### Written problem
A faithful transcription of all the data is required.

________

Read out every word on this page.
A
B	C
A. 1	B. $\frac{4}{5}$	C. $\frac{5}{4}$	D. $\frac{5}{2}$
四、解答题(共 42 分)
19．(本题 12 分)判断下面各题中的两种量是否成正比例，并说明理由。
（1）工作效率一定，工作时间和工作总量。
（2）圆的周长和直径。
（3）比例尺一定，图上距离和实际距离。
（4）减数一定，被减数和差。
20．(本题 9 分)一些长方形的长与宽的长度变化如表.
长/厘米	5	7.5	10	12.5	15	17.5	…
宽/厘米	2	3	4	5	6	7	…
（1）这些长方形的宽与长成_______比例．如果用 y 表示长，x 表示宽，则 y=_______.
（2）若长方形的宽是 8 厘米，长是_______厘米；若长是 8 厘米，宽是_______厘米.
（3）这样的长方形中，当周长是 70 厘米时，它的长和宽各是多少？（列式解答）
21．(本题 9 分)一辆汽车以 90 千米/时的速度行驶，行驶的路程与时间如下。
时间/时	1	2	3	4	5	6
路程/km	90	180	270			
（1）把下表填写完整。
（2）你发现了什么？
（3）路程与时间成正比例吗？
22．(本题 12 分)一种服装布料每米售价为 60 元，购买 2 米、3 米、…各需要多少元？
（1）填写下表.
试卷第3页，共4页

________

### Output below
Read out every word on this page.
A
B	C
A. 1	B. $\frac{4}{5}$	C. $\frac{5}{4}$	D. $\frac{5}{2}$
四、解答题(共 42 分)
19．(本题 12 分)判断下面各题中的两种量是否成正比例，并说明理由。
（1）工作效率一定，工作时间和工作总量。
（2）圆的周长和直径。
（3）比例尺一定，图上距离和实际距离。
（4）减数一定，被减数和差。
20．(本题 9 分)一些长方形的长与宽的长度变化如表.
长/厘米	5	7.5	10	12.5	15	17.5	…
宽/厘米	2	3	4	5	6	7	…
（1）这些长方形的宽与长成_______比例．如果用 y 表示长，x 表示宽，则 y=_______.
（2）若长方形的宽是 8 厘米，长是_______厘米；若长是 8 厘米，宽是_______厘米.
（3）这样的长方形中，当周长是 70 厘米时，它的长和宽各是多少？（列式解答）
21．(本题 9 分)一辆汽车以 90 千米/时的速度行驶，行驶的路程与时间如下。
时间/时	1	2	3	4	5	6
路程/km	90	180	270			
（1）把下表填写完整。
（2）你发现了什么？
（3）路程与时间成正比例吗？
22．(本题 12 分)一种服装布料每米售价为 60 元，购买 2 米、3 米、…各需要多少元？
（1）填写下表.
试卷第3页，共4页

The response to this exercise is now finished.